§ SOURCE TEXT:
________________________

John Alexander in Conversation

John Alexander

John Alexander, Family Affairs, 1995, oil on canvas, Collection of Catherine and Ernest Abbott, © John Alexander

February 12, 2008

Texas-born John Alexander, whose thirty-year retrospective fills the main galleries at SAAM, lived up to his introduction by chief curator Eleanor Harvey as an "incisive, witty, and irreverent" artist. The SRO crowd at Alexander's recent talk appreciated the artist's personal reflections on art as well as his professional advice and inside look at a thirty-year career in the American art world. His mother once commented on his painting of a robin in distress by saying, "You just got to screw it up, don't you. Paint a bird, then have it throw up."

Nature--the good and the bad--has always been important to Alexander's work. As he commented, "Nature and the destruction of nature is the driving subject matter" of his work. Coming in at a close second is the theme of "mankind," particularly the artist's stinging interpretations of hypocrisy, as in recent canvasses that take on big business, big politics, and outsized personalities.

________________________

§ EXCERPTED DATA:
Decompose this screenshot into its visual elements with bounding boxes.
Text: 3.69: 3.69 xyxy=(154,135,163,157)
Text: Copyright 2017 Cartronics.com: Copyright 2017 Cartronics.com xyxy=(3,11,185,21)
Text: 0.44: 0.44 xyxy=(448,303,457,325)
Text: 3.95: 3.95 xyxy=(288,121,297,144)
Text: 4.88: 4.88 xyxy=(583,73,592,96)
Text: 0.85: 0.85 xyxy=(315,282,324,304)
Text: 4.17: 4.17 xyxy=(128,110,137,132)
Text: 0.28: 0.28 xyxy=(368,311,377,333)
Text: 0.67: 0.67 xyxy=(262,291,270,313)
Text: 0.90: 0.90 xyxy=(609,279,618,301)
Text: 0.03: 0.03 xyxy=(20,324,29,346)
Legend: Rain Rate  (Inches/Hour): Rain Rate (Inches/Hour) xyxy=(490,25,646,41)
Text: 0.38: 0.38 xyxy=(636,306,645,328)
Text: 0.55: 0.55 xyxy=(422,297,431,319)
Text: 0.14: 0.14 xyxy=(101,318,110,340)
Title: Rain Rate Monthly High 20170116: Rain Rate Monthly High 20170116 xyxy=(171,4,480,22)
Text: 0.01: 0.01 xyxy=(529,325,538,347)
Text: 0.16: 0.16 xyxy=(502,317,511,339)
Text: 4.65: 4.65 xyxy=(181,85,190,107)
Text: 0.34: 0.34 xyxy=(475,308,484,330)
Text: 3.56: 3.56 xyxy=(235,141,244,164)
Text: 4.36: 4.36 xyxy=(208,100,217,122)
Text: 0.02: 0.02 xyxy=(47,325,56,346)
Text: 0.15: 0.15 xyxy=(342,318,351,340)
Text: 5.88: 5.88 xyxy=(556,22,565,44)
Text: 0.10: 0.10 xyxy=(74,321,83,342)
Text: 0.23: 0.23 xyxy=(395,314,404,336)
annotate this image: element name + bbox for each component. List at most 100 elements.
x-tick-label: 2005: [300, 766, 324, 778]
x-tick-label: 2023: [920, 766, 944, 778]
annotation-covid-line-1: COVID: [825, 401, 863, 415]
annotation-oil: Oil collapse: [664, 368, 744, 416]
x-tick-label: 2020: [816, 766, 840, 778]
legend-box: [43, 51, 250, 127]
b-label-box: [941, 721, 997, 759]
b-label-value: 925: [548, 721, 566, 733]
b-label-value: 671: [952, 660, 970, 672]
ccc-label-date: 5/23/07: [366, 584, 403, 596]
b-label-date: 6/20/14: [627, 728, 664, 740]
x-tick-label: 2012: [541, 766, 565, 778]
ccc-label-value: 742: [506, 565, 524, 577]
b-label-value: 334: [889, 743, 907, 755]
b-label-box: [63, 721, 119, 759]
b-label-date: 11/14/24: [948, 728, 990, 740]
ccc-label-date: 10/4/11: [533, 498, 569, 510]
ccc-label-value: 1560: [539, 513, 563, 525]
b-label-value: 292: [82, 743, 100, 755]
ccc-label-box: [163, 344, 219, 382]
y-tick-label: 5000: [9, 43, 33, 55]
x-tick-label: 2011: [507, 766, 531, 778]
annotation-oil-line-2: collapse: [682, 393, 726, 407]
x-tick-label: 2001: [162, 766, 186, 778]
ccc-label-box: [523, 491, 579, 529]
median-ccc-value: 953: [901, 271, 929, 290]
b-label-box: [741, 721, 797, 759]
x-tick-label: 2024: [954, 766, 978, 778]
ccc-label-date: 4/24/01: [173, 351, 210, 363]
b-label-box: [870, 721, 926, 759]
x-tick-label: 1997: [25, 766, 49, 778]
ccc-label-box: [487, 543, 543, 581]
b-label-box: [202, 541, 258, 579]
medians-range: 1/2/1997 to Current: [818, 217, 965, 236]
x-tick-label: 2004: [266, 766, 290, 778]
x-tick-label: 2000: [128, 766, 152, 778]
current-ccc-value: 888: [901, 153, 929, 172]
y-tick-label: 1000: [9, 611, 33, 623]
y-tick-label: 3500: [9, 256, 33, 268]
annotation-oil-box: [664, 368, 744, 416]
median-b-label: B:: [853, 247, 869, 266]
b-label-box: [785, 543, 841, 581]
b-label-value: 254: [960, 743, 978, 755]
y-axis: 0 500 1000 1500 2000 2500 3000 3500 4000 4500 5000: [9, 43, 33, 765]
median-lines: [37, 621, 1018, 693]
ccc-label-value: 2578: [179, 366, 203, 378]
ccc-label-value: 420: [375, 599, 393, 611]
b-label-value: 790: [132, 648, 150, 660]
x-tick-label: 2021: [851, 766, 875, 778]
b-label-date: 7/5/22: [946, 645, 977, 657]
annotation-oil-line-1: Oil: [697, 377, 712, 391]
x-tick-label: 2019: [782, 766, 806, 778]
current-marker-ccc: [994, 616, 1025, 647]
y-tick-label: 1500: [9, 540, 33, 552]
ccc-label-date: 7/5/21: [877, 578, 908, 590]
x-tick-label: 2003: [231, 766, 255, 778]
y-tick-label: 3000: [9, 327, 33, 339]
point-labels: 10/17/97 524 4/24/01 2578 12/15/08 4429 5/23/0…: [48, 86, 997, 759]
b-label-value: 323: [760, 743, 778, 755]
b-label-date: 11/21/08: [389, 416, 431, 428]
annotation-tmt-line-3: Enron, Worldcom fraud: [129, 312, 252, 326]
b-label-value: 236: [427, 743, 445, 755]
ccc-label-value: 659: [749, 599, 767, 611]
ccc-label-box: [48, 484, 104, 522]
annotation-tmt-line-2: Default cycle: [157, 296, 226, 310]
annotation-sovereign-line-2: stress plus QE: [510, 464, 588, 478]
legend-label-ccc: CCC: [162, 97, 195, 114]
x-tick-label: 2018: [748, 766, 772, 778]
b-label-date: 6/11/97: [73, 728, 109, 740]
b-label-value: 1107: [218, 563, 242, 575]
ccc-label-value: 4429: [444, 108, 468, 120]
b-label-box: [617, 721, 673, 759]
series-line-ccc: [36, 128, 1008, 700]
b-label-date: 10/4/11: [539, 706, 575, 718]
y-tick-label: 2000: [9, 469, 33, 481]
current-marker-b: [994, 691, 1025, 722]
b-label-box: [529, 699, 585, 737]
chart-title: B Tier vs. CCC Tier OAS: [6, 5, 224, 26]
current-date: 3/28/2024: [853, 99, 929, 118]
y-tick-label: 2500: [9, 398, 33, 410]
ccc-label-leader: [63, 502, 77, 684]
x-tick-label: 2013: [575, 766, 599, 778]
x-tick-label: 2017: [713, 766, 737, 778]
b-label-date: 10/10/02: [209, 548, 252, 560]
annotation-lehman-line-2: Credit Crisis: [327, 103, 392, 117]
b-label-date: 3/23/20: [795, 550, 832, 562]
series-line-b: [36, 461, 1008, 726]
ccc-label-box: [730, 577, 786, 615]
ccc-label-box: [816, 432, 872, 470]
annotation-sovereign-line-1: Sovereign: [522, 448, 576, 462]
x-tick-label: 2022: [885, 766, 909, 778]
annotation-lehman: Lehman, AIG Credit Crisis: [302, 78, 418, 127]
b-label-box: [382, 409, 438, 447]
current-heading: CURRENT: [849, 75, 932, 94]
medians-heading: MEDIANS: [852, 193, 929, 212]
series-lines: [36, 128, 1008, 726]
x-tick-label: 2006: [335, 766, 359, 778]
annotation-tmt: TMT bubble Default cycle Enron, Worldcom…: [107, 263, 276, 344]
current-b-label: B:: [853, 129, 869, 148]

________________________

§ THE TASK: Quote the passage of the text on John Alexander starting with "Nature--the good and" and going on through "and outsized personalities.".

§ CORRECT RESPONSE:
Nature--the good and the bad--has always been important to Alexander's work. As he commented, "Nature and the destruction of nature is the driving subject matter" of his work. Coming in at a close second is the theme of "mankind," particularly the artist's stinging interpretations of hypocrisy, as in recent canvasses that take on big business, big politics, and outsized personalities.